== Excerpted records ==

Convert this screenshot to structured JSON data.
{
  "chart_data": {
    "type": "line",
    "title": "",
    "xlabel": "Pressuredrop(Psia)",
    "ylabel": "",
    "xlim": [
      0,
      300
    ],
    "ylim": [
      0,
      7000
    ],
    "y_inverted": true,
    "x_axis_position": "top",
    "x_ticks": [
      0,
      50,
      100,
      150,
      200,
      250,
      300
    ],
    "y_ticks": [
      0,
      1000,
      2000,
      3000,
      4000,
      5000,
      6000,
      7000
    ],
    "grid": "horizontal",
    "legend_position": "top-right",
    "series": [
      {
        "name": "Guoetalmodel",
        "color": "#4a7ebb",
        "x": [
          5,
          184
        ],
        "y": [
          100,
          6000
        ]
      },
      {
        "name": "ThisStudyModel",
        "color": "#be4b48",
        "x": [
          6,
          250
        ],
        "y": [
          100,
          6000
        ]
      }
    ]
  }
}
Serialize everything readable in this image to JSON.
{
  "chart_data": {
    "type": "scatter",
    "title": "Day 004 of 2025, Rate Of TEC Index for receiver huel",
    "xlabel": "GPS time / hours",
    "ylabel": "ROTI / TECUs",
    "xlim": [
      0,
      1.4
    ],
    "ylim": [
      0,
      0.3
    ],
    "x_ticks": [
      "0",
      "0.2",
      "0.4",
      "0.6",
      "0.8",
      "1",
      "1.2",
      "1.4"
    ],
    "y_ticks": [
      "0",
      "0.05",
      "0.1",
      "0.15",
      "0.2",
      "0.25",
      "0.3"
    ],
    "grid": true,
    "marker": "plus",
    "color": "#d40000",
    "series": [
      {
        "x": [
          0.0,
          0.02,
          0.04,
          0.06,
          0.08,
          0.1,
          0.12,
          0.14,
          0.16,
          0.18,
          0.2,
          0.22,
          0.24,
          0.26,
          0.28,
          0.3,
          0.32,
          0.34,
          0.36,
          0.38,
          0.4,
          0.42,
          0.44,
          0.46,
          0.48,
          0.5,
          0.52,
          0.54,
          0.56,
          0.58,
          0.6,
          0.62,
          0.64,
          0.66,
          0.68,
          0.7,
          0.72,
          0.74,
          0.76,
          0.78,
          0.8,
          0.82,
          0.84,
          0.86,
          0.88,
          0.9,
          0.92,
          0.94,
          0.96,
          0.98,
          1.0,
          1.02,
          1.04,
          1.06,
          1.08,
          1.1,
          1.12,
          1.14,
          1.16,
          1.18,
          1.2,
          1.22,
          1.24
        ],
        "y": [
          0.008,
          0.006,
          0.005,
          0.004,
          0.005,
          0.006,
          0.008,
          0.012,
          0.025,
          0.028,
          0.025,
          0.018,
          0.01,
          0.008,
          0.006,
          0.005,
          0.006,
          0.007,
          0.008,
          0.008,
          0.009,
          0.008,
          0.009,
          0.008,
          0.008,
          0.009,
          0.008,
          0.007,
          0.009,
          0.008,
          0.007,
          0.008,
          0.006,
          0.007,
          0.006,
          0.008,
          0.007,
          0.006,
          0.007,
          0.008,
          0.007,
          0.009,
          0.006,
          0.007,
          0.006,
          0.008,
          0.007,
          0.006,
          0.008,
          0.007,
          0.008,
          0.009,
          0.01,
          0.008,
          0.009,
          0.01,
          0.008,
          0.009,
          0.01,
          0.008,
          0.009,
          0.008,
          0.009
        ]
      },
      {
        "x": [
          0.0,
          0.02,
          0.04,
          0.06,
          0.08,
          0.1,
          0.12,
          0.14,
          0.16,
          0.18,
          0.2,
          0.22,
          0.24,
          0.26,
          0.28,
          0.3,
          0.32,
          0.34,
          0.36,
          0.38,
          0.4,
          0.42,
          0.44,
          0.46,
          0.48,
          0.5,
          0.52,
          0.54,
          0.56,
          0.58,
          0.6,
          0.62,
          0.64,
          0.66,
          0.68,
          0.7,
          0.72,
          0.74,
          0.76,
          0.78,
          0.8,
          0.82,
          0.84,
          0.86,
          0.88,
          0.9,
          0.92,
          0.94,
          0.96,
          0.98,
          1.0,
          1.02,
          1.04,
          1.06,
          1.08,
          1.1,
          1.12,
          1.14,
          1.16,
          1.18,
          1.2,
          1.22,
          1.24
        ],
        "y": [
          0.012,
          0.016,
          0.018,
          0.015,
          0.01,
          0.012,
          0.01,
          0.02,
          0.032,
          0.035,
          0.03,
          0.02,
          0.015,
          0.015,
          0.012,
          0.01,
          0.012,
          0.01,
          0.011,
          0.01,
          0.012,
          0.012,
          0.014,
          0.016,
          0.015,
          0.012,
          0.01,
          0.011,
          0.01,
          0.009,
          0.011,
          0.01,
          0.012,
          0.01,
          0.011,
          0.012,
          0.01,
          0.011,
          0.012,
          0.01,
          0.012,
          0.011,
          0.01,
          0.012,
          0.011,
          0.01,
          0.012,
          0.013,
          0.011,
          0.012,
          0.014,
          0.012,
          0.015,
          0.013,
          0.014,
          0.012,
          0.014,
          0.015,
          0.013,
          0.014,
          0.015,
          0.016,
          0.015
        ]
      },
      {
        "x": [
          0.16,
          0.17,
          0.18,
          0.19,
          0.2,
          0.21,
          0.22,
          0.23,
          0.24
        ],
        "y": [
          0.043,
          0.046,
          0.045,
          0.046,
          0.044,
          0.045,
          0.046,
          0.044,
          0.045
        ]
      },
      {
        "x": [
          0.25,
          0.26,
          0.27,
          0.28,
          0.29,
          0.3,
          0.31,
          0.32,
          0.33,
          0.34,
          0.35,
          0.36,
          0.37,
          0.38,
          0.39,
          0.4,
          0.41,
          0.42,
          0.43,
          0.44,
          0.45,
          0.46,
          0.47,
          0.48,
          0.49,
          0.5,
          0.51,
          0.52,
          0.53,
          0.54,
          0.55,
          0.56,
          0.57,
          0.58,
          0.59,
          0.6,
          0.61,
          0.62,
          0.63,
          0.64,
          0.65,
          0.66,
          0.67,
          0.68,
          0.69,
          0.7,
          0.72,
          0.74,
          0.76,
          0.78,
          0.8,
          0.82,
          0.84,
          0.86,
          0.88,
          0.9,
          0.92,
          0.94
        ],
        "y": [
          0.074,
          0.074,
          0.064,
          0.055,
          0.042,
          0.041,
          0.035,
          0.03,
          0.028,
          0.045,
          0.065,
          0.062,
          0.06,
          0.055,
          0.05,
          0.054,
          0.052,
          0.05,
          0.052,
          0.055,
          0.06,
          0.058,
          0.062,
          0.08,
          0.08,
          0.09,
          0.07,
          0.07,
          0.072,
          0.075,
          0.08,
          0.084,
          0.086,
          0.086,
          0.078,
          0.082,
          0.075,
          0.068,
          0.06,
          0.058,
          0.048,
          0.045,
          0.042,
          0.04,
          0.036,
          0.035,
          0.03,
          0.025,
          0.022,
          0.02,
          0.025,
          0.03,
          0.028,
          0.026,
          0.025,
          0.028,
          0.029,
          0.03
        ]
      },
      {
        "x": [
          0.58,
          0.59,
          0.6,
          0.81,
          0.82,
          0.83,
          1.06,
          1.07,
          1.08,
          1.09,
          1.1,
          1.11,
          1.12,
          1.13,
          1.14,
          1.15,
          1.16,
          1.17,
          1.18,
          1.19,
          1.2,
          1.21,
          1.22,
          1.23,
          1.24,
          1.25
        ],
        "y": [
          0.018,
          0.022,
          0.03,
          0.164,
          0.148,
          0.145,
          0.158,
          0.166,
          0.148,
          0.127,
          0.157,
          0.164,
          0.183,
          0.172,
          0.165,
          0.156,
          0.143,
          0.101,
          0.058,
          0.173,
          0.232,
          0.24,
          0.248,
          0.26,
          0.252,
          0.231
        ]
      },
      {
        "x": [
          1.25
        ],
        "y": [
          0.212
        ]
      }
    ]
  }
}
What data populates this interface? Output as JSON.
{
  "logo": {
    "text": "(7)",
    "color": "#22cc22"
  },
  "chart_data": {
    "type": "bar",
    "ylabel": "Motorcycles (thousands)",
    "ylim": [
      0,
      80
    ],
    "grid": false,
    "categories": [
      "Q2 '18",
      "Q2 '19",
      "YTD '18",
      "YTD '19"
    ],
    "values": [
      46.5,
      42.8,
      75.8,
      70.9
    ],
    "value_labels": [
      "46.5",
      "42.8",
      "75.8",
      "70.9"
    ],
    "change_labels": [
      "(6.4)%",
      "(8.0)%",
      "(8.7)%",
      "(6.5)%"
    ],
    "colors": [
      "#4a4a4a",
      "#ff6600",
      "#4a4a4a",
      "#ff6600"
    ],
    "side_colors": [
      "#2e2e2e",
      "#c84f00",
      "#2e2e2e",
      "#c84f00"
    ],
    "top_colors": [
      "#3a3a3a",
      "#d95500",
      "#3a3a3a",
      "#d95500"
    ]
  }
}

===

Given request:
Copy each line of the data above that holds "grid".

Solution to this task:
    "grid": "horizontal",
    "grid": true,
    "grid": false,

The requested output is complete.